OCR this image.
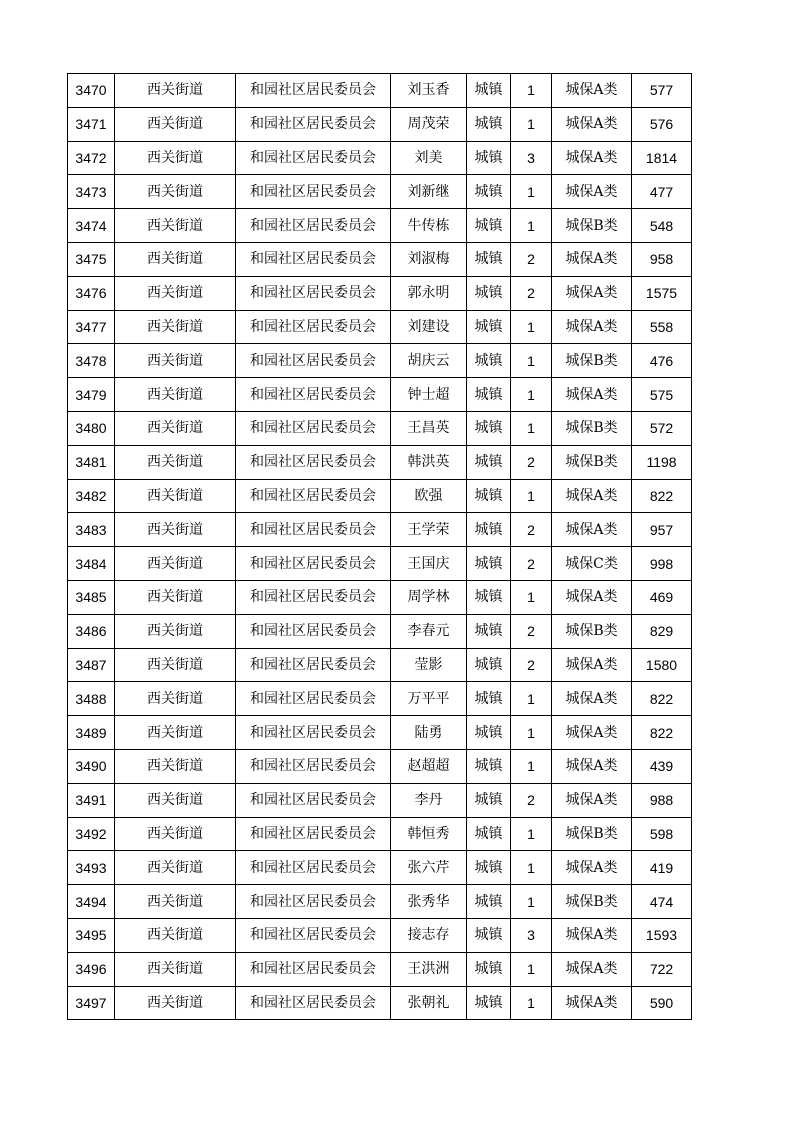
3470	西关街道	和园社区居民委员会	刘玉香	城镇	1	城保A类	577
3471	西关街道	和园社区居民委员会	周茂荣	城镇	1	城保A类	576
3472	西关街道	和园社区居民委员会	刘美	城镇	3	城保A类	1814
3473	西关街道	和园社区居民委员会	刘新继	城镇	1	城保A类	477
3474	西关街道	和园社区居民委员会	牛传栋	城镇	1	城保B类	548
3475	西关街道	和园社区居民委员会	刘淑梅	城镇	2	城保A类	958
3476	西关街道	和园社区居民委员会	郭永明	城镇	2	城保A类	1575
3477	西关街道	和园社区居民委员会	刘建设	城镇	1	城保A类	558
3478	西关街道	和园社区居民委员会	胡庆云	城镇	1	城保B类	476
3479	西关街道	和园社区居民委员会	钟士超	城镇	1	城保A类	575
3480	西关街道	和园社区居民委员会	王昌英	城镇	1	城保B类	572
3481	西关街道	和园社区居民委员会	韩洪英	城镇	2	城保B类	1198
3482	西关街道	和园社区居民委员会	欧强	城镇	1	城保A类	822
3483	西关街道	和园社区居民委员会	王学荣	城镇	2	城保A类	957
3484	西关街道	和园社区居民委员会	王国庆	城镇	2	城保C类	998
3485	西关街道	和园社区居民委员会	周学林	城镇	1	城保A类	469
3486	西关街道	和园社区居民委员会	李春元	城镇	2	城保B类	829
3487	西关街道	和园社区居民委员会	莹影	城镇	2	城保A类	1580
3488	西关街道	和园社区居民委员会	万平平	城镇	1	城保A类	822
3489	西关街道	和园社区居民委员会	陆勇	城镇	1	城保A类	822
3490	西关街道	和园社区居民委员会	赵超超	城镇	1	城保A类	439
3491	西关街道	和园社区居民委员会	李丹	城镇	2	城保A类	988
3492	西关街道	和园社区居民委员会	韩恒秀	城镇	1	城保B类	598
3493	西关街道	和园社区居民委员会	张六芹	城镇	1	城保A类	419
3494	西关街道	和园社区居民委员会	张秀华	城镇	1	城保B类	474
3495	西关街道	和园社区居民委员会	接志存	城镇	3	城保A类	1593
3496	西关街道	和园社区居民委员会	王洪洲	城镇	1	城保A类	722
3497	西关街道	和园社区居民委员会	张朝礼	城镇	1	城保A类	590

____________________

__Exercise goal__:
Pick out all lines containing the string "城保B类".

__Written response__:
3474	西关街道	和园社区居民委员会	牛传栋	城镇	1	城保B类	548
3478	西关街道	和园社区居民委员会	胡庆云	城镇	1	城保B类	476
3480	西关街道	和园社区居民委员会	王昌英	城镇	1	城保B类	572
3481	西关街道	和园社区居民委员会	韩洪英	城镇	2	城保B类	1198
3486	西关街道	和园社区居民委员会	李春元	城镇	2	城保B类	829
3492	西关街道	和园社区居民委员会	韩恒秀	城镇	1	城保B类	598
3494	西关街道	和园社区居民委员会	张秀华	城镇	1	城保B类	474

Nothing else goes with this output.